◆ Items from a dataset:
## BEGIN

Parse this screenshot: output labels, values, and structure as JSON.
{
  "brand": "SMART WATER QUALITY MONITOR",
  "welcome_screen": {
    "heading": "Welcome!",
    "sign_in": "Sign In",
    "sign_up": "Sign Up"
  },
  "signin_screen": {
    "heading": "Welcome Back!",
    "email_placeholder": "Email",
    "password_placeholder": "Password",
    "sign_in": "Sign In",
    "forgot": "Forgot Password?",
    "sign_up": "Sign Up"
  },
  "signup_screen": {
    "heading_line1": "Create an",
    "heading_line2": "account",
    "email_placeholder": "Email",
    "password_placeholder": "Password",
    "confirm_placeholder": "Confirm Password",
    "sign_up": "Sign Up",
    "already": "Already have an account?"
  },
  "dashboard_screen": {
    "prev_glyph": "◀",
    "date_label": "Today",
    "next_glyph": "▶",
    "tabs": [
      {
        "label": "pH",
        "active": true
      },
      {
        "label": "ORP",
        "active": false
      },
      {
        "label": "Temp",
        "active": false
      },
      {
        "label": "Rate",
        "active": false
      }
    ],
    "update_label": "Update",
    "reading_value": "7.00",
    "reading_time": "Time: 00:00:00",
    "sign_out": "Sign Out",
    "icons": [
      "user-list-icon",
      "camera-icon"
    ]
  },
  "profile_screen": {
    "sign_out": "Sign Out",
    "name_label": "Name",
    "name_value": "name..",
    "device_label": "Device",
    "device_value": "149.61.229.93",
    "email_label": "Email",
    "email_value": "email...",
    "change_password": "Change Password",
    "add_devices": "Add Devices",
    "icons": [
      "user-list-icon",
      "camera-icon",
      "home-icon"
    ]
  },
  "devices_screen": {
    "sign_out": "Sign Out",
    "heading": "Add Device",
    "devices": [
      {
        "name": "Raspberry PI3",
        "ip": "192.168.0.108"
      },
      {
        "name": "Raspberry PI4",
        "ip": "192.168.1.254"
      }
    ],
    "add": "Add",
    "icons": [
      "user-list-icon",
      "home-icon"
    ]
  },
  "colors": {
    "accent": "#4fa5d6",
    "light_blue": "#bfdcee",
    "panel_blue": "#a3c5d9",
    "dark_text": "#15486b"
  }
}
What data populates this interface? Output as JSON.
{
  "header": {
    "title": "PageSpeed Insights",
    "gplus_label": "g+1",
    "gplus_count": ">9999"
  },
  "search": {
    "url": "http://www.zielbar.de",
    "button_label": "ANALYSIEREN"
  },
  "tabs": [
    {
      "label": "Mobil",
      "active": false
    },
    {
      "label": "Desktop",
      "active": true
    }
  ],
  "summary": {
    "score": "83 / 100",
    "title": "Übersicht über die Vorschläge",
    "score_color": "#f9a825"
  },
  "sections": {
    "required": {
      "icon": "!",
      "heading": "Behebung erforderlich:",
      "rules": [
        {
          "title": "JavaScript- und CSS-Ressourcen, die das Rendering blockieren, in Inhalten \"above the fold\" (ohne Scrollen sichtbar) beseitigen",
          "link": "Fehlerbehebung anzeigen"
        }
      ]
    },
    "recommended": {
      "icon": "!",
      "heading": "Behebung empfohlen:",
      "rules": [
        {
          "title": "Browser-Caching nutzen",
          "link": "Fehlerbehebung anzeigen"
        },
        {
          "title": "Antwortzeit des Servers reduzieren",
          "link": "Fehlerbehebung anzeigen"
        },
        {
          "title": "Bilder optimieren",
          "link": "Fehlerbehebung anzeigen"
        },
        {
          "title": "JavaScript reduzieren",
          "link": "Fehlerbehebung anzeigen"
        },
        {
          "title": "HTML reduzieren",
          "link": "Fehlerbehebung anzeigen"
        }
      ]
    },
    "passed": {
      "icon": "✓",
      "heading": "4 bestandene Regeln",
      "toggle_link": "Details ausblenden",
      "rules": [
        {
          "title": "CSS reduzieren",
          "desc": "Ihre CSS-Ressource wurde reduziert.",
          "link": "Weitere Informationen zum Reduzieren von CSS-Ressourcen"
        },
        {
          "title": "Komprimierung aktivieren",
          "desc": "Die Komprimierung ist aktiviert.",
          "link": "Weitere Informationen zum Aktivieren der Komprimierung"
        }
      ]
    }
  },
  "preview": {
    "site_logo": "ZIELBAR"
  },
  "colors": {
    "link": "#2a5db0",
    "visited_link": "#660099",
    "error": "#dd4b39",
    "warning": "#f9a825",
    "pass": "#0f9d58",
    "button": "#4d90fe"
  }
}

## END

◆ Job: Make a verbatim copy of every entry shown above.

◆ Problem solution:
Parse this screenshot: output labels, values, and structure as JSON.
{
  "brand": "SMART WATER QUALITY MONITOR",
  "welcome_screen": {
    "heading": "Welcome!",
    "sign_in": "Sign In",
    "sign_up": "Sign Up"
  },
  "signin_screen": {
    "heading": "Welcome Back!",
    "email_placeholder": "Email",
    "password_placeholder": "Password",
    "sign_in": "Sign In",
    "forgot": "Forgot Password?",
    "sign_up": "Sign Up"
  },
  "signup_screen": {
    "heading_line1": "Create an",
    "heading_line2": "account",
    "email_placeholder": "Email",
    "password_placeholder": "Password",
    "confirm_placeholder": "Confirm Password",
    "sign_up": "Sign Up",
    "already": "Already have an account?"
  },
  "dashboard_screen": {
    "prev_glyph": "◀",
    "date_label": "Today",
    "next_glyph": "▶",
    "tabs": [
      {
        "label": "pH",
        "active": true
      },
      {
        "label": "ORP",
        "active": false
      },
      {
        "label": "Temp",
        "active": false
      },
      {
        "label": "Rate",
        "active": false
      }
    ],
    "update_label": "Update",
    "reading_value": "7.00",
    "reading_time": "Time: 00:00:00",
    "sign_out": "Sign Out",
    "icons": [
      "user-list-icon",
      "camera-icon"
    ]
  },
  "profile_screen": {
    "sign_out": "Sign Out",
    "name_label": "Name",
    "name_value": "name..",
    "device_label": "Device",
    "device_value": "149.61.229.93",
    "email_label": "Email",
    "email_value": "email...",
    "change_password": "Change Password",
    "add_devices": "Add Devices",
    "icons": [
      "user-list-icon",
      "camera-icon",
      "home-icon"
    ]
  },
  "devices_screen": {
    "sign_out": "Sign Out",
    "heading": "Add Device",
    "devices": [
      {
        "name": "Raspberry PI3",
        "ip": "192.168.0.108"
      },
      {
        "name": "Raspberry PI4",
        "ip": "192.168.1.254"
      }
    ],
    "add": "Add",
    "icons": [
      "user-list-icon",
      "home-icon"
    ]
  },
  "colors": {
    "accent": "#4fa5d6",
    "light_blue": "#bfdcee",
    "panel_blue": "#a3c5d9",
    "dark_text": "#15486b"
  }
}
What data populates this interface? Output as JSON.
{
  "header": {
    "title": "PageSpeed Insights",
    "gplus_label": "g+1",
    "gplus_count": ">9999"
  },
  "search": {
    "url": "http://www.zielbar.de",
    "button_label": "ANALYSIEREN"
  },
  "tabs": [
    {
      "label": "Mobil",
      "active": false
    },
    {
      "label": "Desktop",
      "active": true
    }
  ],
  "summary": {
    "score": "83 / 100",
    "title": "Übersicht über die Vorschläge",
    "score_color": "#f9a825"
  },
  "sections": {
    "required": {
      "icon": "!",
      "heading": "Behebung erforderlich:",
      "rules": [
        {
          "title": "JavaScript- und CSS-Ressourcen, die das Rendering blockieren, in Inhalten \"above the fold\" (ohne Scrollen sichtbar) beseitigen",
          "link": "Fehlerbehebung anzeigen"
        }
      ]
    },
    "recommended": {
      "icon": "!",
      "heading": "Behebung empfohlen:",
      "rules": [
        {
          "title": "Browser-Caching nutzen",
          "link": "Fehlerbehebung anzeigen"
        },
        {
          "title": "Antwortzeit des Servers reduzieren",
          "link": "Fehlerbehebung anzeigen"
        },
        {
          "title": "Bilder optimieren",
          "link": "Fehlerbehebung anzeigen"
        },
        {
          "title": "JavaScript reduzieren",
          "link": "Fehlerbehebung anzeigen"
        },
        {
          "title": "HTML reduzieren",
          "link": "Fehlerbehebung anzeigen"
        }
      ]
    },
    "passed": {
      "icon": "✓",
      "heading": "4 bestandene Regeln",
      "toggle_link": "Details ausblenden",
      "rules": [
        {
          "title": "CSS reduzieren",
          "desc": "Ihre CSS-Ressource wurde reduziert.",
          "link": "Weitere Informationen zum Reduzieren von CSS-Ressourcen"
        },
        {
          "title": "Komprimierung aktivieren",
          "desc": "Die Komprimierung ist aktiviert.",
          "link": "Weitere Informationen zum Aktivieren der Komprimierung"
        }
      ]
    }
  },
  "preview": {
    "site_logo": "ZIELBAR"
  },
  "colors": {
    "link": "#2a5db0",
    "visited_link": "#660099",
    "error": "#dd4b39",
    "warning": "#f9a825",
    "pass": "#0f9d58",
    "button": "#4d90fe"
  }
}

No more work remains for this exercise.